— begin Exercise material —

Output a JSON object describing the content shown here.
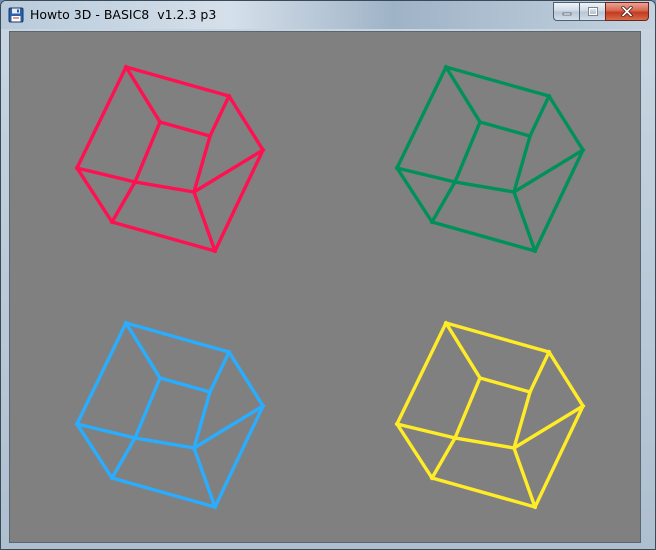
{
  "window": {
    "title": "Howto 3D - BASIC8  v1.2.3 p3",
    "app_icon": "floppy-disk-icon",
    "buttons": {
      "minimize_icon": "minimize-icon",
      "maximize_icon": "maximize-icon",
      "close_icon": "close-icon"
    }
  },
  "canvas": {
    "background": "#808080",
    "cubes": [
      {
        "name": "red",
        "color": "#ff1050"
      },
      {
        "name": "green",
        "color": "#00915a"
      },
      {
        "name": "blue",
        "color": "#29adff"
      },
      {
        "name": "yellow",
        "color": "#ffec27"
      }
    ]
  }
}
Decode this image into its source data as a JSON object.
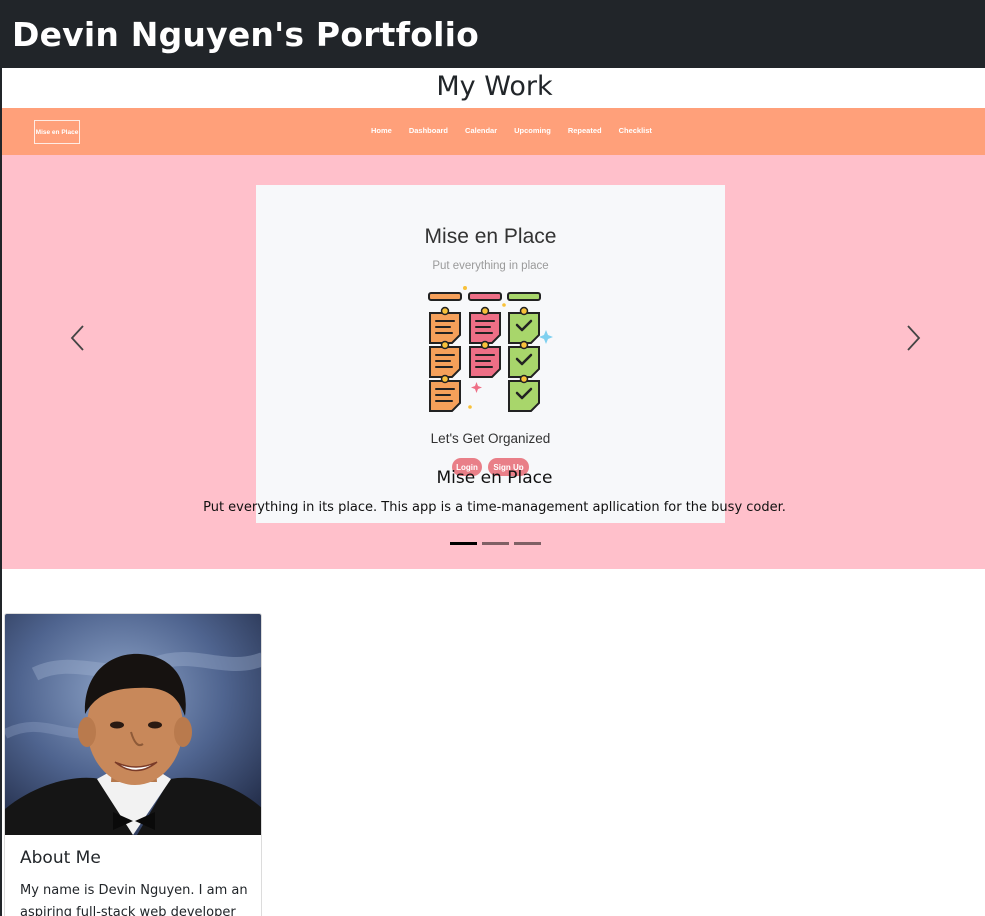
{
  "header": {
    "brand": "Devin Nguyen's Portfolio"
  },
  "main": {
    "section_title": "My Work"
  },
  "carousel": {
    "background_color": "#ffc0cb",
    "embedded_app": {
      "nav_color": "#ffa07a",
      "logo_text": "Mise en Place",
      "nav_links": [
        "Home",
        "Dashboard",
        "Calendar",
        "Upcoming",
        "Repeated",
        "Checklist"
      ],
      "title": "Mise en Place",
      "subtitle": "Put everything in place",
      "cta": "Let's Get Organized",
      "login_label": "Login",
      "signup_label": "Sign Up",
      "accent_color": "#e97f88"
    },
    "caption": {
      "title": "Mise en Place",
      "text": "Put everything in its place. This app is a time-management apllication for the busy coder."
    },
    "slide_count": 3,
    "active_slide": 1,
    "prev_icon": "chevron-left-icon",
    "next_icon": "chevron-right-icon"
  },
  "about_card": {
    "title": "About Me",
    "text": "My name is Devin Nguyen. I am an aspiring full-stack web developer"
  }
}
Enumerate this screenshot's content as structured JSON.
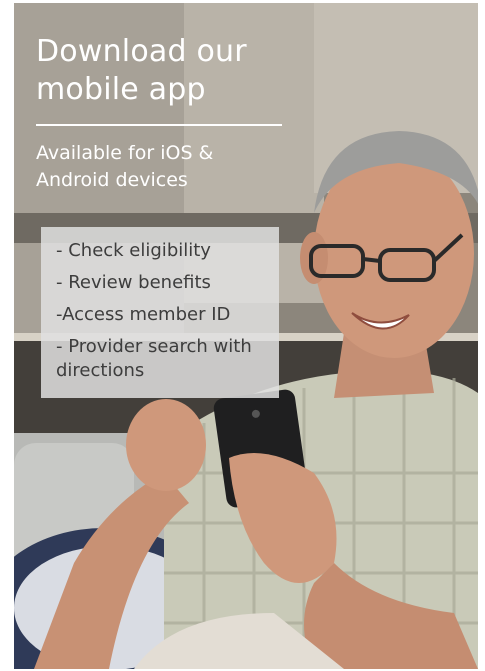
{
  "promo": {
    "title": "Download our mobile app",
    "subtitle": "Available for iOS & Android devices",
    "features": [
      "- Check eligibility",
      "- Review benefits",
      "-Access member ID",
      "- Provider search with directions"
    ]
  },
  "photo": {
    "subject": "older man using smartphone on couch"
  }
}
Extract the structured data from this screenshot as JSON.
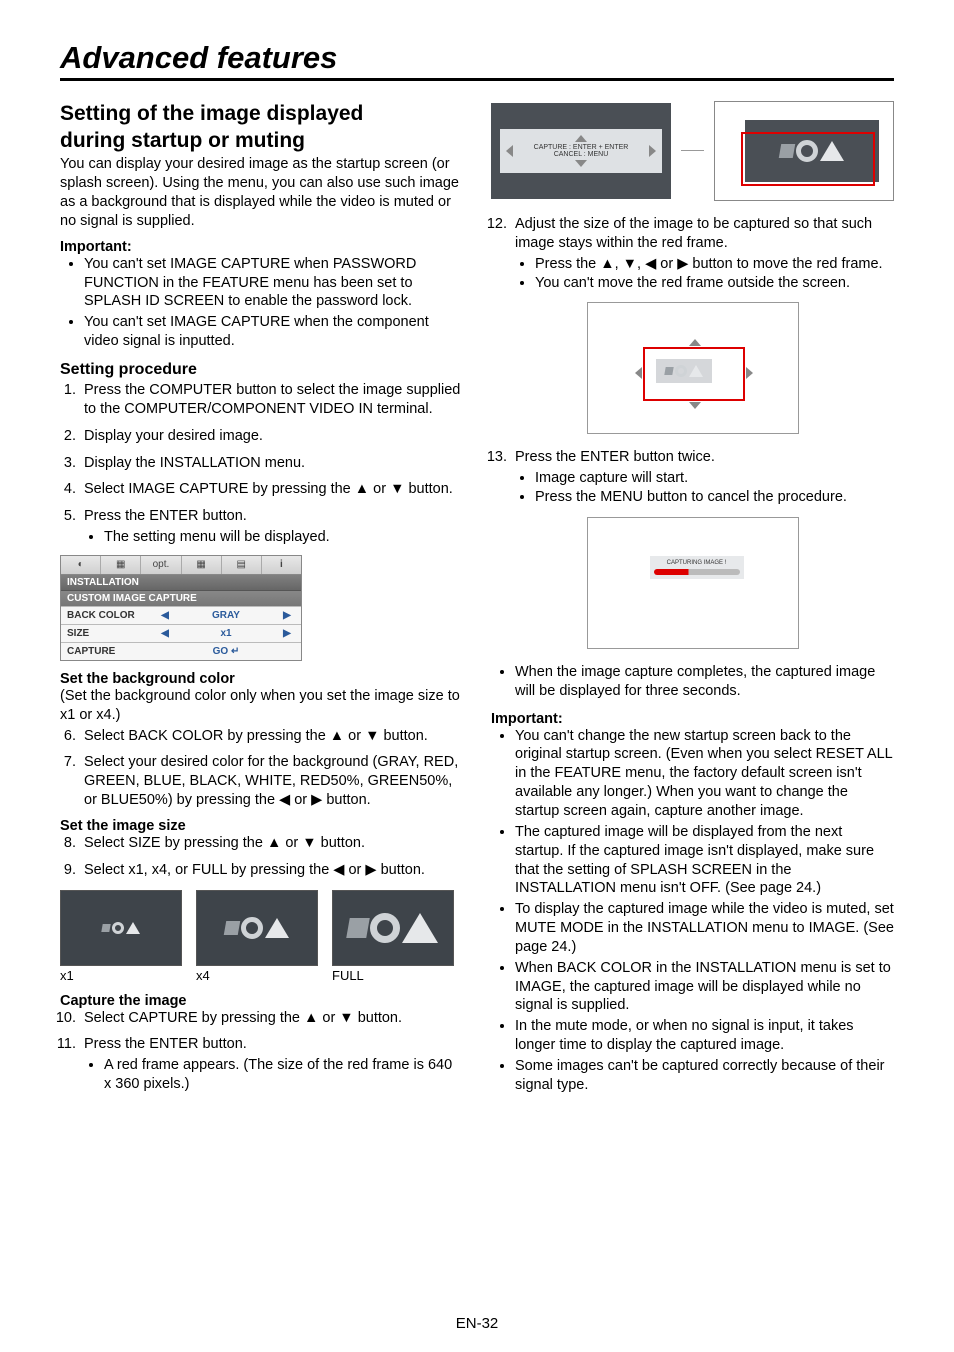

— end Exercise material —

* **Task description**
Scan the data above and copy every line with "name" in it.

* **The reply**
        "name": "red",
        "name": "green",
        "name": "blue",
        "name": "yellow",
    "text": "My name is Devin Nguyen. I am an aspiring full-stack web developer"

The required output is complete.